## start

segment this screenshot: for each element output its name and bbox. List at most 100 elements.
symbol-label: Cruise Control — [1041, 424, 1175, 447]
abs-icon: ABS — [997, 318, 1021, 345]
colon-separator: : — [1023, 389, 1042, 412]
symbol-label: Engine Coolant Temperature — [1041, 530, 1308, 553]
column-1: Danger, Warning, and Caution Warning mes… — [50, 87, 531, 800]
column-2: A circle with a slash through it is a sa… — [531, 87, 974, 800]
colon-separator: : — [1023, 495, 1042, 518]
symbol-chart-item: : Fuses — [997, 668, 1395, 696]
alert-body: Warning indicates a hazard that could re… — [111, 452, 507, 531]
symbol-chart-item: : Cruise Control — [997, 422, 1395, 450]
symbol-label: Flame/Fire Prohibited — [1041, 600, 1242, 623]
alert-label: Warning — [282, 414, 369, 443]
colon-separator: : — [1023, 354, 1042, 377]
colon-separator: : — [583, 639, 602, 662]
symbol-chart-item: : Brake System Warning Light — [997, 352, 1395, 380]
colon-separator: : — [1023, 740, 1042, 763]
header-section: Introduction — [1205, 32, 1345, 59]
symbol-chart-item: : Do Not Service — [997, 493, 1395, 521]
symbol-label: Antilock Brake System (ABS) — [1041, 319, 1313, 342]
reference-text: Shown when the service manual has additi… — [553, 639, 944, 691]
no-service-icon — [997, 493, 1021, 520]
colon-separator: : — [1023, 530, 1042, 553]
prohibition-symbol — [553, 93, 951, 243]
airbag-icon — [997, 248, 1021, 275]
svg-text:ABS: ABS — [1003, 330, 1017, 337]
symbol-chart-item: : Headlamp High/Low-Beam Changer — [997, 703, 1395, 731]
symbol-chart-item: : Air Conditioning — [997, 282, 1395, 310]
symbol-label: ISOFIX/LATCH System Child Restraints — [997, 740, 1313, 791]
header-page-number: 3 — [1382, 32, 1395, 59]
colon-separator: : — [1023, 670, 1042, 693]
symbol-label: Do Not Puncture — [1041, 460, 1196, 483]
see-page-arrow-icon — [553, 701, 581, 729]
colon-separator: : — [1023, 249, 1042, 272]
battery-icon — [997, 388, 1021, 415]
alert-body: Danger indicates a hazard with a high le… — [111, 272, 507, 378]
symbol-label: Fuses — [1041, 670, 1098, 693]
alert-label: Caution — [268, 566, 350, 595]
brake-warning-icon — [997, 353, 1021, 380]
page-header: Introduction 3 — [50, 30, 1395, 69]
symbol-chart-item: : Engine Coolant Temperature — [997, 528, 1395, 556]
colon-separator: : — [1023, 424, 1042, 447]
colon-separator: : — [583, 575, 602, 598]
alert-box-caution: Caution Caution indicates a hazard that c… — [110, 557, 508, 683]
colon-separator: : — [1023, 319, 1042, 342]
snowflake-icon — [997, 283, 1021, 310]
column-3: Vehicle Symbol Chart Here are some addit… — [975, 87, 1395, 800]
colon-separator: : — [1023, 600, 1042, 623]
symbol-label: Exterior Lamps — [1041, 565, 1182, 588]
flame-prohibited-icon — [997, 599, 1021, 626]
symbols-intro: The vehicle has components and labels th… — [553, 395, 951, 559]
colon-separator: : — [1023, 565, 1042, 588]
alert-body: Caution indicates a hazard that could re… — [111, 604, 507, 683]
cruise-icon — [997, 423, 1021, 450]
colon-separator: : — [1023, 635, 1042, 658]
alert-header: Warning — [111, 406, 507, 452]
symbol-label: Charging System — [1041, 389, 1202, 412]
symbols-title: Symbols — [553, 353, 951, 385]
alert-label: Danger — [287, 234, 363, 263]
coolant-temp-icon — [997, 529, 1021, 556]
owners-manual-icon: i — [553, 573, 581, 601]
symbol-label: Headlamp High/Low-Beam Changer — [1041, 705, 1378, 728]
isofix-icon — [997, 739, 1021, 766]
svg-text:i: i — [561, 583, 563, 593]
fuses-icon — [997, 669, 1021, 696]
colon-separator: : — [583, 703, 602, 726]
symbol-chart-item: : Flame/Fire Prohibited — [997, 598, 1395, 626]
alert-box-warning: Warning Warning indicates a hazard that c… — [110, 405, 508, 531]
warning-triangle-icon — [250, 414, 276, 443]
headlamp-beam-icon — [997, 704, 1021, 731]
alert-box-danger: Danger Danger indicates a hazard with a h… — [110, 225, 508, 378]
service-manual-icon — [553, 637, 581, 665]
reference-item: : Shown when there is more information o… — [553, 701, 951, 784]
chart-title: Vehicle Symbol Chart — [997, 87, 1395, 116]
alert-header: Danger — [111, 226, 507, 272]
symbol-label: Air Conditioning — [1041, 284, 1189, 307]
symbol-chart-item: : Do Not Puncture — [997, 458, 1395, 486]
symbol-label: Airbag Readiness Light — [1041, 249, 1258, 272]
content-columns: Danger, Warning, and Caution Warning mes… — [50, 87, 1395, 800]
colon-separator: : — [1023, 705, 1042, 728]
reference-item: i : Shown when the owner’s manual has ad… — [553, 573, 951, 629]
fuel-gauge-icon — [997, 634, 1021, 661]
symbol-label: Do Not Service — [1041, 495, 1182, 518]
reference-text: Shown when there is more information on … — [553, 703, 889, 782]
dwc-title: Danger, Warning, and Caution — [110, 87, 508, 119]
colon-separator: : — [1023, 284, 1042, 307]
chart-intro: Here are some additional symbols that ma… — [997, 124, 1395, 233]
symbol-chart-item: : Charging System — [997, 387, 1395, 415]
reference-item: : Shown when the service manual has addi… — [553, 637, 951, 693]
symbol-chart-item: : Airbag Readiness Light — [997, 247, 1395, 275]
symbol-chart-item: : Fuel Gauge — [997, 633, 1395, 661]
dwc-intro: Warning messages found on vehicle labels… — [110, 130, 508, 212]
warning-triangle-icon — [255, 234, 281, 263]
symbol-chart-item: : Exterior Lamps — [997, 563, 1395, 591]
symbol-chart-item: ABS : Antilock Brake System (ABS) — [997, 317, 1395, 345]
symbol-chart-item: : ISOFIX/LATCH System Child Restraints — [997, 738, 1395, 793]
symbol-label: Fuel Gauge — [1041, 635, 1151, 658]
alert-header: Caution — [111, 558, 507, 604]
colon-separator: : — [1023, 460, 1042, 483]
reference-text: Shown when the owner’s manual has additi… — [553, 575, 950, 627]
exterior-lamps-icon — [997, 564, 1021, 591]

## end

Format every line of the records above as a Markdown table with the columns Row and Line, numbering the rows and omitting any blank lines.

| Row | Line |
|---|---|
| 1 | segment this screenshot: for each element output its name and bbox. List at most 100 elements. |
| 2 | symbol-label: Cruise Control — [1041, 424, 1175, 447] |
| 3 | abs-icon: ABS — [997, 318, 1021, 345] |
| 4 | colon-separator: : — [1023, 389, 1042, 412] |
| 5 | symbol-label: Engine Coolant Temperature — [1041, 530, 1308, 553] |
| 6 | column-1: Danger, Warning, and Caution Warning mes… — [50, 87, 531, 800] |
| 7 | column-2: A circle with a slash through it is a sa… — [531, 87, 974, 800] |
| 8 | colon-separator: : — [1023, 495, 1042, 518] |
| 9 | symbol-chart-item: : Fuses — [997, 668, 1395, 696] |
| 10 | alert-body: Warning indicates a hazard that could re… — [111, 452, 507, 531] |
| 11 | symbol-chart-item: : Cruise Control — [997, 422, 1395, 450] |
| 12 | symbol-label: Flame/Fire Prohibited — [1041, 600, 1242, 623] |
| 13 | alert-label: Warning — [282, 414, 369, 443] |
| 14 | colon-separator: : — [1023, 354, 1042, 377] |
| 15 | colon-separator: : — [583, 639, 602, 662] |
| 16 | symbol-chart-item: : Brake System Warning Light — [997, 352, 1395, 380] |
| 17 | colon-separator: : — [1023, 740, 1042, 763] |
| 18 | header-section: Introduction — [1205, 32, 1345, 59] |
| 19 | symbol-chart-item: : Do Not Service — [997, 493, 1395, 521] |
| 20 | symbol-label: Antilock Brake System (ABS) — [1041, 319, 1313, 342] |
| 21 | reference-text: Shown when the service manual has additi… — [553, 639, 944, 691] |
| 22 | no-service-icon — [997, 493, 1021, 520] |
| 23 | colon-separator: : — [1023, 530, 1042, 553] |
| 24 | prohibition-symbol — [553, 93, 951, 243] |
| 25 | airbag-icon — [997, 248, 1021, 275] |
| 26 | svg-text:ABS: ABS — [1003, 330, 1017, 337] |
| 27 | symbol-chart-item: : Headlamp High/Low-Beam Changer — [997, 703, 1395, 731] |
| 28 | symbol-chart-item: : Air Conditioning — [997, 282, 1395, 310] |
| 29 | symbol-label: ISOFIX/LATCH System Child Restraints — [997, 740, 1313, 791] |
| 30 | header-page-number: 3 — [1382, 32, 1395, 59] |
| 31 | colon-separator: : — [1023, 670, 1042, 693] |
| 32 | symbol-label: Do Not Puncture — [1041, 460, 1196, 483] |
| 33 | see-page-arrow-icon — [553, 701, 581, 729] |
| 34 | colon-separator: : — [1023, 249, 1042, 272] |
| 35 | battery-icon — [997, 388, 1021, 415] |
| 36 | alert-body: Danger indicates a hazard with a high le… — [111, 272, 507, 378] |
| 37 | symbol-label: Fuses — [1041, 670, 1098, 693] |
| 38 | alert-label: Caution — [268, 566, 350, 595] |
| 39 | brake-warning-icon — [997, 353, 1021, 380] |
| 40 | page-header: Introduction 3 — [50, 30, 1395, 69] |
| 41 | symbol-chart-item: : Engine Coolant Temperature — [997, 528, 1395, 556] |
| 42 | colon-separator: : — [1023, 424, 1042, 447] |
| 43 | colon-separator: : — [583, 575, 602, 598] |
| 44 | alert-box-caution: Caution Caution indicates a hazard that c… — [110, 557, 508, 683] |
| 45 | colon-separator: : — [1023, 319, 1042, 342] |
| 46 | snowflake-icon — [997, 283, 1021, 310] |
| 47 | column-3: Vehicle Symbol Chart Here are some addit… — [975, 87, 1395, 800] |
| 48 | colon-separator: : — [1023, 600, 1042, 623] |
| 49 | symbol-label: Exterior Lamps — [1041, 565, 1182, 588] |
| 50 | flame-prohibited-icon — [997, 599, 1021, 626] |
| 51 | symbols-intro: The vehicle has components and labels th… — [553, 395, 951, 559] |
| 52 | colon-separator: : — [1023, 565, 1042, 588] |
| 53 | alert-body: Caution indicates a hazard that could re… — [111, 604, 507, 683] |
| 54 | cruise-icon — [997, 423, 1021, 450] |
| 55 | colon-separator: : — [1023, 635, 1042, 658] |
| 56 | alert-header: Warning — [111, 406, 507, 452] |
| 57 | symbol-label: Charging System — [1041, 389, 1202, 412] |
| 58 | symbols-title: Symbols — [553, 353, 951, 385] |
| 59 | alert-label: Danger — [287, 234, 363, 263] |
| 60 | coolant-temp-icon — [997, 529, 1021, 556] |
| 61 | owners-manual-icon: i — [553, 573, 581, 601] |
| 62 | symbol-label: Headlamp High/Low-Beam Changer — [1041, 705, 1378, 728] |
| 63 | isofix-icon — [997, 739, 1021, 766] |
| 64 | svg-text:i: i — [561, 583, 563, 593] |
| 65 | fuses-icon — [997, 669, 1021, 696] |
| 66 | colon-separator: : — [583, 703, 602, 726] |
| 67 | symbol-chart-item: : Flame/Fire Prohibited — [997, 598, 1395, 626] |
| 68 | alert-box-warning: Warning Warning indicates a hazard that c… — [110, 405, 508, 531] |
| 69 | warning-triangle-icon — [250, 414, 276, 443] |
| 70 | headlamp-beam-icon — [997, 704, 1021, 731] |
| 71 | alert-box-danger: Danger Danger indicates a hazard with a h… — [110, 225, 508, 378] |
| 72 | service-manual-icon — [553, 637, 581, 665] |
| 73 | reference-item: : Shown when there is more information o… — [553, 701, 951, 784] |
| 74 | chart-title: Vehicle Symbol Chart — [997, 87, 1395, 116] |
| 75 | alert-header: Danger — [111, 226, 507, 272] |
| 76 | symbol-label: Air Conditioning — [1041, 284, 1189, 307] |
| 77 | symbol-chart-item: : Do Not Puncture — [997, 458, 1395, 486] |
| 78 | symbol-label: Airbag Readiness Light — [1041, 249, 1258, 272] |
| 79 | content-columns: Danger, Warning, and Caution Warning mes… — [50, 87, 1395, 800] |
| 80 | colon-separator: : — [1023, 705, 1042, 728] |
| 81 | reference-item: i : Shown when the owner’s manual has ad… — [553, 573, 951, 629] |
| 82 | fuel-gauge-icon — [997, 634, 1021, 661] |
| 83 | symbol-label: Do Not Service — [1041, 495, 1182, 518] |
| 84 | reference-text: Shown when there is more information on … — [553, 703, 889, 782] |
| 85 | dwc-title: Danger, Warning, and Caution — [110, 87, 508, 119] |
| 86 | colon-separator: : — [1023, 284, 1042, 307] |
| 87 | chart-intro: Here are some additional symbols that ma… — [997, 124, 1395, 233] |
| 88 | symbol-chart-item: : Charging System — [997, 387, 1395, 415] |
| 89 | reference-item: : Shown when the service manual has addi… — [553, 637, 951, 693] |
| 90 | symbol-chart-item: : Airbag Readiness Light — [997, 247, 1395, 275] |
| 91 | symbol-chart-item: : Fuel Gauge — [997, 633, 1395, 661] |
| 92 | dwc-intro: Warning messages found on vehicle labels… — [110, 130, 508, 212] |
| 93 | warning-triangle-icon — [255, 234, 281, 263] |
| 94 | symbol-chart-item: : Exterior Lamps — [997, 563, 1395, 591] |
| 95 | symbol-chart-item: ABS : Antilock Brake System (ABS) — [997, 317, 1395, 345] |
| 96 | symbol-chart-item: : ISOFIX/LATCH System Child Restraints — [997, 738, 1395, 793] |
| 97 | symbol-label: Fuel Gauge — [1041, 635, 1151, 658] |
| 98 | alert-header: Caution — [111, 558, 507, 604] |
| 99 | colon-separator: : — [1023, 460, 1042, 483] |
| 100 | reference-text: Shown when the owner’s manual has additi… — [553, 575, 950, 627] |
| 101 | exterior-lamps-icon — [997, 564, 1021, 591] |